*Task*:
Starting with the line that contains "Output the text content of this document.", reproduce each line through the end of the listing below, with no other output.

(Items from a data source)
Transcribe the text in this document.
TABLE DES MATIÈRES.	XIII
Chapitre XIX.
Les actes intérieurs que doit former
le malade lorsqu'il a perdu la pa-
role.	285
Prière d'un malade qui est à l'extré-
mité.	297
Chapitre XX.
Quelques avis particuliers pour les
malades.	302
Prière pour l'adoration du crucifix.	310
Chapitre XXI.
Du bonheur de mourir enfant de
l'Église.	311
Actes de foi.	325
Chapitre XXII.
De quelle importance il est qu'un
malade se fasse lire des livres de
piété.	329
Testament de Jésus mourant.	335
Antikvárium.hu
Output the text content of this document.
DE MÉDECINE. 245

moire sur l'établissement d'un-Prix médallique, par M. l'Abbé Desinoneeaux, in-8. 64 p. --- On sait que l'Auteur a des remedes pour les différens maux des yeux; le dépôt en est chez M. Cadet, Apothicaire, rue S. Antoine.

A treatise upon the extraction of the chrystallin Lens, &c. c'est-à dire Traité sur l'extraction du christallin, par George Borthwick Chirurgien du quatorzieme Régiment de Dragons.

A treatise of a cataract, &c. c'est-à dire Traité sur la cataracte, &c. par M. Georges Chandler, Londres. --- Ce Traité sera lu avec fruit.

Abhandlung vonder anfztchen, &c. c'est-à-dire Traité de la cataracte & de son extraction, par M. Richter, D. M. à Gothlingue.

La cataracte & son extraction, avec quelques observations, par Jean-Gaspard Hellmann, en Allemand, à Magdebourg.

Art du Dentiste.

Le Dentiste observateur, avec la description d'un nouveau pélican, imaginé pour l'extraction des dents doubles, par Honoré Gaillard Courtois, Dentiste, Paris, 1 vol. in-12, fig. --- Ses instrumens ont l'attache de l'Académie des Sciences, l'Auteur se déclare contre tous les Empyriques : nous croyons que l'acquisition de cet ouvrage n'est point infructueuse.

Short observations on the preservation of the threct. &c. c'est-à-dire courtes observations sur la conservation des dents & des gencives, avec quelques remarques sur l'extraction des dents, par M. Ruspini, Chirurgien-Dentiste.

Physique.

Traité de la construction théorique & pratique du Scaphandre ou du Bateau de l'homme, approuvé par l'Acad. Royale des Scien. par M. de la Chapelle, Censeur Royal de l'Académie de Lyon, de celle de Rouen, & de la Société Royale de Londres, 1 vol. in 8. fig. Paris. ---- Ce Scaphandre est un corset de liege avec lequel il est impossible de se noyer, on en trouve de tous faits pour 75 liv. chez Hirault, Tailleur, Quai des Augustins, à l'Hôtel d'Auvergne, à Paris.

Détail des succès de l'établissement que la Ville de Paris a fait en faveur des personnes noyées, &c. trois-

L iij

*Full output*:
Output the text content of this document.
DE MÉDECINE. 245

moire sur l'établissement d'un-Prix médallique, par M. l'Abbé Desinoneeaux, in-8. 64 p. --- On sait que l'Auteur a des remedes pour les différens maux des yeux; le dépôt en est chez M. Cadet, Apothicaire, rue S. Antoine.

A treatise upon the extraction of the chrystallin Lens, &c. c'est-à dire Traité sur l'extraction du christallin, par George Borthwick Chirurgien du quatorzieme Régiment de Dragons.

A treatise of a cataract, &c. c'est-à dire Traité sur la cataracte, &c. par M. Georges Chandler, Londres. --- Ce Traité sera lu avec fruit.

Abhandlung vonder anfztchen, &c. c'est-à-dire Traité de la cataracte & de son extraction, par M. Richter, D. M. à Gothlingue.

La cataracte & son extraction, avec quelques observations, par Jean-Gaspard Hellmann, en Allemand, à Magdebourg.

Art du Dentiste.

Le Dentiste observateur, avec la description d'un nouveau pélican, imaginé pour l'extraction des dents doubles, par Honoré Gaillard Courtois, Dentiste, Paris, 1 vol. in-12, fig. --- Ses instrumens ont l'attache de l'Académie des Sciences, l'Auteur se déclare contre tous les Empyriques : nous croyons que l'acquisition de cet ouvrage n'est point infructueuse.

Short observations on the preservation of the threct. &c. c'est-à-dire courtes observations sur la conservation des dents & des gencives, avec quelques remarques sur l'extraction des dents, par M. Ruspini, Chirurgien-Dentiste.

Physique.

Traité de la construction théorique & pratique du Scaphandre ou du Bateau de l'homme, approuvé par l'Acad. Royale des Scien. par M. de la Chapelle, Censeur Royal de l'Académie de Lyon, de celle de Rouen, & de la Société Royale de Londres, 1 vol. in 8. fig. Paris. ---- Ce Scaphandre est un corset de liege avec lequel il est impossible de se noyer, on en trouve de tous faits pour 75 liv. chez Hirault, Tailleur, Quai des Augustins, à l'Hôtel d'Auvergne, à Paris.

Détail des succès de l'établissement que la Ville de Paris a fait en faveur des personnes noyées, &c. trois-

L iij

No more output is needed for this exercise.